▶ [Exercise material]
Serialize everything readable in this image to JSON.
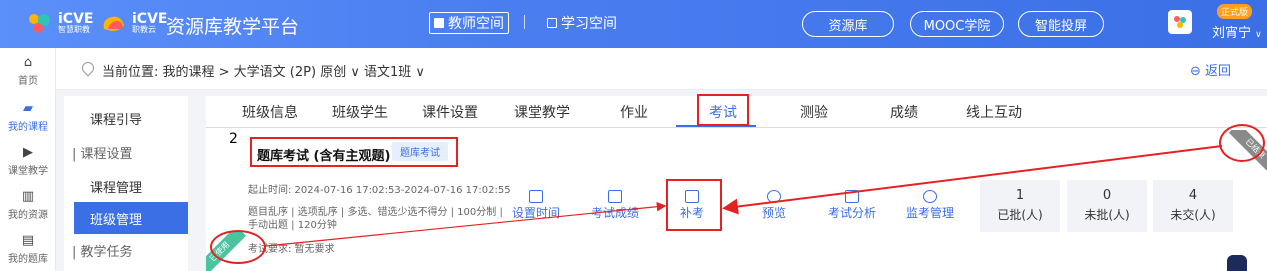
{
  "header": {
    "logo1_text": "iCVE",
    "logo1_sub": "智慧职教",
    "logo2_text": "iCVE",
    "logo2_sub": "职教云",
    "platform_title": "资源库教学平台",
    "space_teacher": "教师空间",
    "space_student": "学习空间",
    "pills": [
      "资源库",
      "MOOC学院",
      "智能投屏"
    ],
    "badge": "正式版",
    "username": "刘宵宁",
    "brand_color": "#3b6fe6"
  },
  "leftnav": {
    "items": [
      {
        "icon": "home-icon",
        "glyph": "⌂",
        "label": "首页"
      },
      {
        "icon": "book-icon",
        "glyph": "▰",
        "label": "我的课程"
      },
      {
        "icon": "play-icon",
        "glyph": "▶",
        "label": "课堂教学"
      },
      {
        "icon": "library-icon",
        "glyph": "▥",
        "label": "我的资源"
      },
      {
        "icon": "question-bank-icon",
        "glyph": "▤",
        "label": "我的题库"
      }
    ]
  },
  "breadcrumb": {
    "text": "当前位置: 我的课程 > 大学语文 (2P) 原创 ∨ 语文1班 ∨",
    "back": "返回"
  },
  "subside": {
    "items": [
      "课程引导",
      "| 课程设置",
      "课程管理",
      "班级管理",
      "| 教学任务"
    ]
  },
  "tabs": [
    "班级信息",
    "班级学生",
    "课件设置",
    "课堂教学",
    "作业",
    "考试",
    "测验",
    "成绩",
    "线上互动"
  ],
  "exam": {
    "index": "2",
    "title": "题库考试 (含有主观题)",
    "tag": "题库考试",
    "time": "起止时间: 2024-07-16 17:02:53-2024-07-16 17:02:55",
    "rules_line1": "题目乱序 | 选项乱序 | 多选、错选少选不得分 | 100分制 |",
    "rules_line2": "手动出题 | 120分钟",
    "requirement": "考试要求: 暂无要求",
    "ended_ribbon": "已结束",
    "used_ribbon": "已使用"
  },
  "actions": [
    {
      "icon": "clock-icon",
      "label": "设置时间"
    },
    {
      "icon": "score-icon",
      "label": "考试成绩"
    },
    {
      "icon": "makeup-exam-icon",
      "label": "补考"
    },
    {
      "icon": "eye-icon",
      "label": "预览"
    },
    {
      "icon": "analysis-icon",
      "label": "考试分析"
    },
    {
      "icon": "monitor-icon",
      "label": "监考管理"
    }
  ],
  "stats": [
    {
      "num": "1",
      "label": "已批(人)"
    },
    {
      "num": "0",
      "label": "未批(人)"
    },
    {
      "num": "4",
      "label": "未交(人)"
    }
  ],
  "annotation_color": "#e52222"
}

▶ [Given problem]
What you return should match the records above word for word, minus the pictures.

▶ [Expected answer]
Serialize everything readable in this image to JSON.
{
  "header": {
    "logo1_text": "iCVE",
    "logo1_sub": "智慧职教",
    "logo2_text": "iCVE",
    "logo2_sub": "职教云",
    "platform_title": "资源库教学平台",
    "space_teacher": "教师空间",
    "space_student": "学习空间",
    "pills": [
      "资源库",
      "MOOC学院",
      "智能投屏"
    ],
    "badge": "正式版",
    "username": "刘宵宁",
    "brand_color": "#3b6fe6"
  },
  "leftnav": {
    "items": [
      {
        "icon": "home-icon",
        "glyph": "⌂",
        "label": "首页"
      },
      {
        "icon": "book-icon",
        "glyph": "▰",
        "label": "我的课程"
      },
      {
        "icon": "play-icon",
        "glyph": "▶",
        "label": "课堂教学"
      },
      {
        "icon": "library-icon",
        "glyph": "▥",
        "label": "我的资源"
      },
      {
        "icon": "question-bank-icon",
        "glyph": "▤",
        "label": "我的题库"
      }
    ]
  },
  "breadcrumb": {
    "text": "当前位置: 我的课程 > 大学语文 (2P) 原创 ∨ 语文1班 ∨",
    "back": "返回"
  },
  "subside": {
    "items": [
      "课程引导",
      "| 课程设置",
      "课程管理",
      "班级管理",
      "| 教学任务"
    ]
  },
  "tabs": [
    "班级信息",
    "班级学生",
    "课件设置",
    "课堂教学",
    "作业",
    "考试",
    "测验",
    "成绩",
    "线上互动"
  ],
  "exam": {
    "index": "2",
    "title": "题库考试 (含有主观题)",
    "tag": "题库考试",
    "time": "起止时间: 2024-07-16 17:02:53-2024-07-16 17:02:55",
    "rules_line1": "题目乱序 | 选项乱序 | 多选、错选少选不得分 | 100分制 |",
    "rules_line2": "手动出题 | 120分钟",
    "requirement": "考试要求: 暂无要求",
    "ended_ribbon": "已结束",
    "used_ribbon": "已使用"
  },
  "actions": [
    {
      "icon": "clock-icon",
      "label": "设置时间"
    },
    {
      "icon": "score-icon",
      "label": "考试成绩"
    },
    {
      "icon": "makeup-exam-icon",
      "label": "补考"
    },
    {
      "icon": "eye-icon",
      "label": "预览"
    },
    {
      "icon": "analysis-icon",
      "label": "考试分析"
    },
    {
      "icon": "monitor-icon",
      "label": "监考管理"
    }
  ],
  "stats": [
    {
      "num": "1",
      "label": "已批(人)"
    },
    {
      "num": "0",
      "label": "未批(人)"
    },
    {
      "num": "4",
      "label": "未交(人)"
    }
  ],
  "annotation_color": "#e52222"
}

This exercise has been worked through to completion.